§ **Tarefa proposta 1**
Devolve sem qualquer alteração as entradas desde o início até à linha que contém "link-divider: | — [642, 213, 646, 224]", incluindo essa linha.

------ Excerto do documento ------

Fonseca dirigiu-se logo para a Ericeira, onde se situava o quartel-general dos rebeldes, e aí deparou com cerca de duas centenas de oponentes armados. Intimados a renderem-se, em nome de Felipe II - com a promessa de que, à excepção dos chefes, seriam todos perdoados -, responderam com uma descarga de arcabuzes. Foram no entanto rapidamente derrotados e cerca de oitenta caíram prisioneiros. Chamados a depor, estes revelaram que o grosso dos insurrectos se achava concentrado em Torres Vedras, localidade para onde logo se encaminharam as forças governamentais.

Em Torres Vedras, Pedro Afonso não tardou a aparecer. Vinha a cavalo à cabeça dos seus e, não se apercebendo de que a maior parte da tropa inimiga se tinha emboscado no meio dos trigais, carregou furiosamente. A fuzilaria governamental estalou então de todos os lados e o pequeno exército de Pedro Afonso, sempre com ele à sua testa, não teve mais remédio senão bater lepidamente em retirada. Alguns dos homens, no entanto, demonstraram maior coragem do que o seu comandante: entrincheirados no adro de uma pequena igreja, deixaram-se matar quase todos em nome de uma causa em que sinceramente acreditavam.
Mateus Álvares, que observava os acontecimentos a prudente distância, compreendeu que o seu projecto estava perdido e tentou fugir para as montanhas. Denunciado antes de lá chegar, acabou, com alguns companheiros, nas mãos do corregedor Diogo da Fonseca, que logo os despachou para Lisboa a fim de serem julgados.

O desenlace foi rápido. A 12 de Junho de 1585, o antigo eremita - ou "rei da Ericeira", como passaram a chamar-lhe desde então - fez uma entrada na capital muito diferente da que havia imaginado, montado numa besta de carga e de mãos atadas atrás das costas. As ruas estavam pejadas de curiosos. No processo, e sem necessidade de tortura, confessou tudo. Declarou porém que só tivera intenção de provocar um levantamento popular que conduzisse ao fim do domínio espanhol. Em caso de sucesso, garantiu, confessaria a verdade - ou seja: que não era, de facto, D. Sebastião - e diria aos Portugueses que escolhessem o rei que quisessem.

------ Dados do exercício ------

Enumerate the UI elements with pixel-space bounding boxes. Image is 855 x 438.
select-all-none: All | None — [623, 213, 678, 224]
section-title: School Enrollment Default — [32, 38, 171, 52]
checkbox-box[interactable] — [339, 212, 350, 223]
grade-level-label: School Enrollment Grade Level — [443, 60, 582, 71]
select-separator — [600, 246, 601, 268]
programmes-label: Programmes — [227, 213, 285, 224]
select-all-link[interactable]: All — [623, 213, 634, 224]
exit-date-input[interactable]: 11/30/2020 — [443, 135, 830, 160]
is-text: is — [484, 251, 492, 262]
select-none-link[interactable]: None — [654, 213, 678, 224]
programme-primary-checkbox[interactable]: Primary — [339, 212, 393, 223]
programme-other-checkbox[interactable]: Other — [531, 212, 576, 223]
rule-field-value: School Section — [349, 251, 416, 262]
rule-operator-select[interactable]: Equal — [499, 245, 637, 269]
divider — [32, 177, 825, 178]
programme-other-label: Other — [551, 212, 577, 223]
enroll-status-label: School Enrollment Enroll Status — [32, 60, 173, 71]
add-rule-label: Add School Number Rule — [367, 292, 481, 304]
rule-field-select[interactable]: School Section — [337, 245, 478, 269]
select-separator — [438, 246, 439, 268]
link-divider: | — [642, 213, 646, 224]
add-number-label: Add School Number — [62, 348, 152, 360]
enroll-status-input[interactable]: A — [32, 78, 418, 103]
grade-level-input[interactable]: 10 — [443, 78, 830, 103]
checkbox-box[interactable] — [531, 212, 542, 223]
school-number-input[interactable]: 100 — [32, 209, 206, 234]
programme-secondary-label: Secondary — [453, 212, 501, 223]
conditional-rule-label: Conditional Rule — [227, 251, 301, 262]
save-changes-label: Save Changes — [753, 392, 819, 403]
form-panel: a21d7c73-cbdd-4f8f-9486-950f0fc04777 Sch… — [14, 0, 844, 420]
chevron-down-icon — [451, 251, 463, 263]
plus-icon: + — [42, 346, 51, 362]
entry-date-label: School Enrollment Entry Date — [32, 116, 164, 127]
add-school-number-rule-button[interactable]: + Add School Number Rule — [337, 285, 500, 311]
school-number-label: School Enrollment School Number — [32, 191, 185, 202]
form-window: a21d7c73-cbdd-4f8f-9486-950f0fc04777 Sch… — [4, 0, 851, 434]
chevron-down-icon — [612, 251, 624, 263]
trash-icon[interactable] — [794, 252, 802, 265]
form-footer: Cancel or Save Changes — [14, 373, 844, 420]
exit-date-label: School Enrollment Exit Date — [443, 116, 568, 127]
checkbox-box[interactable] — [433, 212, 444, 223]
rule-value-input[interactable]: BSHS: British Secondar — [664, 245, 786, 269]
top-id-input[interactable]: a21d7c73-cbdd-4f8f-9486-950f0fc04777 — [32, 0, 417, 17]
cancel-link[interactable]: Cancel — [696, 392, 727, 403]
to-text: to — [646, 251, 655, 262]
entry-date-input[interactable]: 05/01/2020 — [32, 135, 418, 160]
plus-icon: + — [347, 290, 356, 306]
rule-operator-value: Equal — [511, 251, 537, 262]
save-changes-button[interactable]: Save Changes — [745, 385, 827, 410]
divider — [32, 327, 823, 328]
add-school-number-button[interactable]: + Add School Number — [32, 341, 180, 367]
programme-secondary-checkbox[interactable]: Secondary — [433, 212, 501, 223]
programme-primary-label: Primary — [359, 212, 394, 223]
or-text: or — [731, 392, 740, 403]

------

§ **Tarefa proposta 2**
Volta a escrever sem alterações o trecho do relato sobre o "rei da Ericeira" que começa nas palavras "O desenlace foi" e termina em "rei que quisessem.".

§ **Resposta à tarefa 1**
Enumerate the UI elements with pixel-space bounding boxes. Image is 855 x 438.
select-all-none: All | None — [623, 213, 678, 224]
section-title: School Enrollment Default — [32, 38, 171, 52]
checkbox-box[interactable] — [339, 212, 350, 223]
grade-level-label: School Enrollment Grade Level — [443, 60, 582, 71]
select-separator — [600, 246, 601, 268]
programmes-label: Programmes — [227, 213, 285, 224]
select-all-link[interactable]: All — [623, 213, 634, 224]
exit-date-input[interactable]: 11/30/2020 — [443, 135, 830, 160]
is-text: is — [484, 251, 492, 262]
select-none-link[interactable]: None — [654, 213, 678, 224]
programme-primary-checkbox[interactable]: Primary — [339, 212, 393, 223]
programme-other-checkbox[interactable]: Other — [531, 212, 576, 223]
rule-field-value: School Section — [349, 251, 416, 262]
rule-operator-select[interactable]: Equal — [499, 245, 637, 269]
divider — [32, 177, 825, 178]
programme-other-label: Other — [551, 212, 577, 223]
enroll-status-label: School Enrollment Enroll Status — [32, 60, 173, 71]
add-rule-label: Add School Number Rule — [367, 292, 481, 304]
rule-field-select[interactable]: School Section — [337, 245, 478, 269]
select-separator — [438, 246, 439, 268]
link-divider: | — [642, 213, 646, 224]

§ **Resposta à tarefa 2**
O desenlace foi rápido. A 12 de Junho de 1585, o antigo eremita - ou "rei da Ericeira", como passaram a chamar-lhe desde então - fez uma entrada na capital muito diferente da que havia imaginado, montado numa besta de carga e de mãos atadas atrás das costas. As ruas estavam pejadas de curiosos. No processo, e sem necessidade de tortura, confessou tudo. Declarou porém que só tivera intenção de provocar um levantamento popular que conduzisse ao fim do domínio espanhol. Em caso de sucesso, garantiu, confessaria a verdade - ou seja: que não era, de facto, D. Sebastião - e diria aos Portugueses que escolhessem o rei que quisessem.